*Extract provided*
--

In Proposition 0.16 of Hatcher's Algebraic Topology, Hatcher claims that $ X^n \times I $ is obtained from $ (X^n \times \{0\}) \cup ((X^{n-1} \cup A^n) \times I) $ via attaching copies of $D^n \times I$ along $ (D^n \times \{0\}) \cup (\partial D^n \times I) $.
Why is this the case? In particular, how does this arise from the attachment maps $ \varphi_\alpha : S^{n-1} \to X^{n-1} $ used to attach $ D^n_\alpha $ to $ X^{n-1} $?
I see how to deformation retract $ D^n \times I $ onto $ (D^n \times \{0\}) \cup (\partial D^n \times I) $.

--

*Information supplied*
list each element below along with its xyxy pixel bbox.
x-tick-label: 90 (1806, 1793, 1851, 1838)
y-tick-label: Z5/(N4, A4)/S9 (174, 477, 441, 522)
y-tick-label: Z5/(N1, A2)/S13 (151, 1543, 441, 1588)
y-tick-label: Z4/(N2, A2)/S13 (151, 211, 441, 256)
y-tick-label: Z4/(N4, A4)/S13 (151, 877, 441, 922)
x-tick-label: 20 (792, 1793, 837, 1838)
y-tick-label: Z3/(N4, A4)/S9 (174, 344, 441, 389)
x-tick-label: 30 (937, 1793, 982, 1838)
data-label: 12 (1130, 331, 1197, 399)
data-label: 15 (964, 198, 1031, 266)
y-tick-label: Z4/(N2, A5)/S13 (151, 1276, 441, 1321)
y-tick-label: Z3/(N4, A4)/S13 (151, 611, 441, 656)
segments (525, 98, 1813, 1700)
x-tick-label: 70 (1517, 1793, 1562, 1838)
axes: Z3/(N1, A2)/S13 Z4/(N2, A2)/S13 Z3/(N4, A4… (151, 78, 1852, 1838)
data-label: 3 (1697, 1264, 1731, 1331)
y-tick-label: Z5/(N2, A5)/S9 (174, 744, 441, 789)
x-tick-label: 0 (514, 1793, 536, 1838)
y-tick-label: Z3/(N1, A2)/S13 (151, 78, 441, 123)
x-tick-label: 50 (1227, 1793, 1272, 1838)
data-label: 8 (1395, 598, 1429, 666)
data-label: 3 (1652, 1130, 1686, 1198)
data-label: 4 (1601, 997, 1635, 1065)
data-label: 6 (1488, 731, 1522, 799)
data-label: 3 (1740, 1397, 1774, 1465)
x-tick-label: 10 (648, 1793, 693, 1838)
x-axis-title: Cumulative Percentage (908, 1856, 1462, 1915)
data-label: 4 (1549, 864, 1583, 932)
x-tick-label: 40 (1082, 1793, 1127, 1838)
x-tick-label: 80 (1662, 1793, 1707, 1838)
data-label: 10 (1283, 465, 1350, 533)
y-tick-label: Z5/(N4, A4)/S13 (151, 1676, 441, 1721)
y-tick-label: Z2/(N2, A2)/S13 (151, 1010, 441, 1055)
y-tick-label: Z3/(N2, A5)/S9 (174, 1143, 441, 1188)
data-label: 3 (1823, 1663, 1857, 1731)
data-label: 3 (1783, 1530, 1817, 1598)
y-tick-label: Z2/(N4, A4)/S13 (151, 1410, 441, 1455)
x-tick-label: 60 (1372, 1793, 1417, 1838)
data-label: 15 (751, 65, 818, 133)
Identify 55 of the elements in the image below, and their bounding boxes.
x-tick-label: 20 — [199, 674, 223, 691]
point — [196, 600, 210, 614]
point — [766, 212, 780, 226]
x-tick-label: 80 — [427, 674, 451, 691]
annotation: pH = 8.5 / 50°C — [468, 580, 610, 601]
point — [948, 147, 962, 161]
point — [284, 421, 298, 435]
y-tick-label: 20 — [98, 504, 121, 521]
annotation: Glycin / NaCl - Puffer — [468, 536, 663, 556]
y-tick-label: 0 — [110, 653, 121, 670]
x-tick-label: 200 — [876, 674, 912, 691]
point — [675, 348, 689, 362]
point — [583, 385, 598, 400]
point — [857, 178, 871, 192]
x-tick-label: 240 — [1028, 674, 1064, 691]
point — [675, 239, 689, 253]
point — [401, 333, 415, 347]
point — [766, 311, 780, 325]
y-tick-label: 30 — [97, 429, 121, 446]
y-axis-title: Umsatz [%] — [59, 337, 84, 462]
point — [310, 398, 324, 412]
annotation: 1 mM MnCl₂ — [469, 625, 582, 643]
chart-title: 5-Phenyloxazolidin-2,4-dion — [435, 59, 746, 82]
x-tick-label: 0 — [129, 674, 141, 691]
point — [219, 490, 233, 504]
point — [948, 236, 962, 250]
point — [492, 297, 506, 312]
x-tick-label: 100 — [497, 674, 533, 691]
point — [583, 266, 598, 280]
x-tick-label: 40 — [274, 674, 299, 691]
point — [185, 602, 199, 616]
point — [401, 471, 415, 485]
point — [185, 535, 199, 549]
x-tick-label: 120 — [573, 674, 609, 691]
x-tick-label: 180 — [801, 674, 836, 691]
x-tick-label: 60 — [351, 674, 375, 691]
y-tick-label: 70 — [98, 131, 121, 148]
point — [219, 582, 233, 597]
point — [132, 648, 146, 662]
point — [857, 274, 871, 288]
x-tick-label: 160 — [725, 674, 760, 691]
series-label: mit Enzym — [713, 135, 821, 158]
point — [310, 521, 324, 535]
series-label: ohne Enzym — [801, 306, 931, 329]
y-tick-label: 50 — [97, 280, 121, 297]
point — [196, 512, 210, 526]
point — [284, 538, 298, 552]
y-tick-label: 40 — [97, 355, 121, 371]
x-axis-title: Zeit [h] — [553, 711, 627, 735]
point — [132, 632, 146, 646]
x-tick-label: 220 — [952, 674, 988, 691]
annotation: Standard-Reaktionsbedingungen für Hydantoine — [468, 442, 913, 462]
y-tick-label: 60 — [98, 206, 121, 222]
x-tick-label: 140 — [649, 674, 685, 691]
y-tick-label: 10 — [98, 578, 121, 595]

--

*Exercise task A*
According to the post about Hatcher's Proposition 0.16, along what subspace are the copies of $D^n \times I$ attached?
*Exercise task B*
Go on writing the post about Hatcher's Proposition 0.16, starting after its final sentence.

*Right answer A*
Along $(D^n \times \{0\}) \cup (\partial D^n \times I)$.

*Right answer B*
I guess what I fail to see is more than a mere intuitive picture of gluing in the ''cylinder'' $ D^n \times I $ by: 1) Gluing the ''bottom'' of this ''cylinder'' to $ D^n \times \{0\} \subset X^n \times \{0\} $, 2) Gluing the ''sides'' of this ''cylinder'' to $ X^{n-1} \times I $ via use of $ \varphi_\alpha \times \text{id}_I $.
I suspect my intuition here is correct, but would really like to formalize it.